Task to complete →
Provide the entries once more, identical in every word.

Dataset records →
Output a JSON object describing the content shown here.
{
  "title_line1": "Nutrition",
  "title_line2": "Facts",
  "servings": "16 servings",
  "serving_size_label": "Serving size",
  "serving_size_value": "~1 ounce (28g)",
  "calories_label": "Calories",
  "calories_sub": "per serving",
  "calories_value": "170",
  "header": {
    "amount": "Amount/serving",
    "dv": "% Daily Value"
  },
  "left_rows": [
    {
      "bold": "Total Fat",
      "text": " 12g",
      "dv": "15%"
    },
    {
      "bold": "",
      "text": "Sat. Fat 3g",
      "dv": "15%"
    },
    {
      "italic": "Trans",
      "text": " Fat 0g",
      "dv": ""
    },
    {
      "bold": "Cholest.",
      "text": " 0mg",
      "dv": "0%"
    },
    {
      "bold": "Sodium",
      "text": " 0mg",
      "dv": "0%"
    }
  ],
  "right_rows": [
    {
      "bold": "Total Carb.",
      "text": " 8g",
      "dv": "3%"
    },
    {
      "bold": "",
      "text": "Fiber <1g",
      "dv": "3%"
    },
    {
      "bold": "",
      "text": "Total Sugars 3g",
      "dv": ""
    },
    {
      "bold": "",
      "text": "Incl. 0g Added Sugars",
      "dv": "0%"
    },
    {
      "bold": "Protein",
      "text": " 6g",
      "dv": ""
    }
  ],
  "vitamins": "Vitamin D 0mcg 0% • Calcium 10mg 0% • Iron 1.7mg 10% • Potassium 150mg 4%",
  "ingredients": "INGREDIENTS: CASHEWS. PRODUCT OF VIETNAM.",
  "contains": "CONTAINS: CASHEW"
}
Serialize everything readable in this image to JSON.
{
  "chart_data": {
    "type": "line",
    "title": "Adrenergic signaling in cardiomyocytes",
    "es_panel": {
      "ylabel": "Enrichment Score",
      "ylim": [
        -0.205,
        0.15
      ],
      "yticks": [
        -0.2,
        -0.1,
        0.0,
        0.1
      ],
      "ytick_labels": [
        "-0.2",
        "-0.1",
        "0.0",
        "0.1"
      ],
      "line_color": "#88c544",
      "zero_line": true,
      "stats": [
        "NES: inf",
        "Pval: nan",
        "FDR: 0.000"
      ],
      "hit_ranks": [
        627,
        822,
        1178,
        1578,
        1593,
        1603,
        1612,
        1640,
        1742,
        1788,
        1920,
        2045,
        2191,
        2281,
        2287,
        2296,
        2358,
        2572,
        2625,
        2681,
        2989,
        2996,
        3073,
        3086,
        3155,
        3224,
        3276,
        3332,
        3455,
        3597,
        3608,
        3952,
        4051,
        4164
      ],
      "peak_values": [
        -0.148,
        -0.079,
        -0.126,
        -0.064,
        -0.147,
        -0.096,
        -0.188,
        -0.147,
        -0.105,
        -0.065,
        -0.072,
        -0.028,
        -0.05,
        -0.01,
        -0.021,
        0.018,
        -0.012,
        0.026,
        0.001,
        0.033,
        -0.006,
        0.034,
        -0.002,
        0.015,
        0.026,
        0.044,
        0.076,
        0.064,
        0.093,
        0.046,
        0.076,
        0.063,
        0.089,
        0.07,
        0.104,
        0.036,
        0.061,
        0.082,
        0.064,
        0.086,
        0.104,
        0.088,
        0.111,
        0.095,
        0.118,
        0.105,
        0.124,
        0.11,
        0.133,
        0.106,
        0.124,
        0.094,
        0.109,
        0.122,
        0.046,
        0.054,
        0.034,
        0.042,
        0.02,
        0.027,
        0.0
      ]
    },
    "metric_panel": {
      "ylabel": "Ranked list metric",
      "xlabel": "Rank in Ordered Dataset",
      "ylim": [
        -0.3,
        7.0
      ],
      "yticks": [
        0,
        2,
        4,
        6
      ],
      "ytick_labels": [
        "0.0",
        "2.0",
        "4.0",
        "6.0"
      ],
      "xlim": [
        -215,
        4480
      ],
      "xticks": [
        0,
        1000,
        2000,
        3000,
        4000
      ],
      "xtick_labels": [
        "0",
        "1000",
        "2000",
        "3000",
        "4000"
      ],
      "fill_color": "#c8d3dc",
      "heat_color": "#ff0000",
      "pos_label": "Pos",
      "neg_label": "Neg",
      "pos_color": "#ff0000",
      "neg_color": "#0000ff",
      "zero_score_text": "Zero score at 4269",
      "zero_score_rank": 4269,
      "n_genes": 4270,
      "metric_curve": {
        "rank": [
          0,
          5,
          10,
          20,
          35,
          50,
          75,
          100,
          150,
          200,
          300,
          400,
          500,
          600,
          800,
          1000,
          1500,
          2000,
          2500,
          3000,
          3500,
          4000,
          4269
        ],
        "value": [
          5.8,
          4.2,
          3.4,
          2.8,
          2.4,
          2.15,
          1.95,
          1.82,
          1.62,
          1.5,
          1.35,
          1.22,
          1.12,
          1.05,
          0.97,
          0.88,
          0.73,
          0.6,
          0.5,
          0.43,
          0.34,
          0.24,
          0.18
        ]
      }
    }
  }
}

Task output →
Output a JSON object describing the content shown here.
{
  "title_line1": "Nutrition",
  "title_line2": "Facts",
  "servings": "16 servings",
  "serving_size_label": "Serving size",
  "serving_size_value": "~1 ounce (28g)",
  "calories_label": "Calories",
  "calories_sub": "per serving",
  "calories_value": "170",
  "header": {
    "amount": "Amount/serving",
    "dv": "% Daily Value"
  },
  "left_rows": [
    {
      "bold": "Total Fat",
      "text": " 12g",
      "dv": "15%"
    },
    {
      "bold": "",
      "text": "Sat. Fat 3g",
      "dv": "15%"
    },
    {
      "italic": "Trans",
      "text": " Fat 0g",
      "dv": ""
    },
    {
      "bold": "Cholest.",
      "text": " 0mg",
      "dv": "0%"
    },
    {
      "bold": "Sodium",
      "text": " 0mg",
      "dv": "0%"
    }
  ],
  "right_rows": [
    {
      "bold": "Total Carb.",
      "text": " 8g",
      "dv": "3%"
    },
    {
      "bold": "",
      "text": "Fiber <1g",
      "dv": "3%"
    },
    {
      "bold": "",
      "text": "Total Sugars 3g",
      "dv": ""
    },
    {
      "bold": "",
      "text": "Incl. 0g Added Sugars",
      "dv": "0%"
    },
    {
      "bold": "Protein",
      "text": " 6g",
      "dv": ""
    }
  ],
  "vitamins": "Vitamin D 0mcg 0% • Calcium 10mg 0% • Iron 1.7mg 10% • Potassium 150mg 4%",
  "ingredients": "INGREDIENTS: CASHEWS. PRODUCT OF VIETNAM.",
  "contains": "CONTAINS: CASHEW"
}
Serialize everything readable in this image to JSON.
{
  "chart_data": {
    "type": "line",
    "title": "Adrenergic signaling in cardiomyocytes",
    "es_panel": {
      "ylabel": "Enrichment Score",
      "ylim": [
        -0.205,
        0.15
      ],
      "yticks": [
        -0.2,
        -0.1,
        0.0,
        0.1
      ],
      "ytick_labels": [
        "-0.2",
        "-0.1",
        "0.0",
        "0.1"
      ],
      "line_color": "#88c544",
      "zero_line": true,
      "stats": [
        "NES: inf",
        "Pval: nan",
        "FDR: 0.000"
      ],
      "hit_ranks": [
        627,
        822,
        1178,
        1578,
        1593,
        1603,
        1612,
        1640,
        1742,
        1788,
        1920,
        2045,
        2191,
        2281,
        2287,
        2296,
        2358,
        2572,
        2625,
        2681,
        2989,
        2996,
        3073,
        3086,
        3155,
        3224,
        3276,
        3332,
        3455,
        3597,
        3608,
        3952,
        4051,
        4164
      ],
      "peak_values": [
        -0.148,
        -0.079,
        -0.126,
        -0.064,
        -0.147,
        -0.096,
        -0.188,
        -0.147,
        -0.105,
        -0.065,
        -0.072,
        -0.028,
        -0.05,
        -0.01,
        -0.021,
        0.018,
        -0.012,
        0.026,
        0.001,
        0.033,
        -0.006,
        0.034,
        -0.002,
        0.015,
        0.026,
        0.044,
        0.076,
        0.064,
        0.093,
        0.046,
        0.076,
        0.063,
        0.089,
        0.07,
        0.104,
        0.036,
        0.061,
        0.082,
        0.064,
        0.086,
        0.104,
        0.088,
        0.111,
        0.095,
        0.118,
        0.105,
        0.124,
        0.11,
        0.133,
        0.106,
        0.124,
        0.094,
        0.109,
        0.122,
        0.046,
        0.054,
        0.034,
        0.042,
        0.02,
        0.027,
        0.0
      ]
    },
    "metric_panel": {
      "ylabel": "Ranked list metric",
      "xlabel": "Rank in Ordered Dataset",
      "ylim": [
        -0.3,
        7.0
      ],
      "yticks": [
        0,
        2,
        4,
        6
      ],
      "ytick_labels": [
        "0.0",
        "2.0",
        "4.0",
        "6.0"
      ],
      "xlim": [
        -215,
        4480
      ],
      "xticks": [
        0,
        1000,
        2000,
        3000,
        4000
      ],
      "xtick_labels": [
        "0",
        "1000",
        "2000",
        "3000",
        "4000"
      ],
      "fill_color": "#c8d3dc",
      "heat_color": "#ff0000",
      "pos_label": "Pos",
      "neg_label": "Neg",
      "pos_color": "#ff0000",
      "neg_color": "#0000ff",
      "zero_score_text": "Zero score at 4269",
      "zero_score_rank": 4269,
      "n_genes": 4270,
      "metric_curve": {
        "rank": [
          0,
          5,
          10,
          20,
          35,
          50,
          75,
          100,
          150,
          200,
          300,
          400,
          500,
          600,
          800,
          1000,
          1500,
          2000,
          2500,
          3000,
          3500,
          4000,
          4269
        ],
        "value": [
          5.8,
          4.2,
          3.4,
          2.8,
          2.4,
          2.15,
          1.95,
          1.82,
          1.62,
          1.5,
          1.35,
          1.22,
          1.12,
          1.05,
          0.97,
          0.88,
          0.73,
          0.6,
          0.5,
          0.43,
          0.34,
          0.24,
          0.18
        ]
      }
    }
  }
}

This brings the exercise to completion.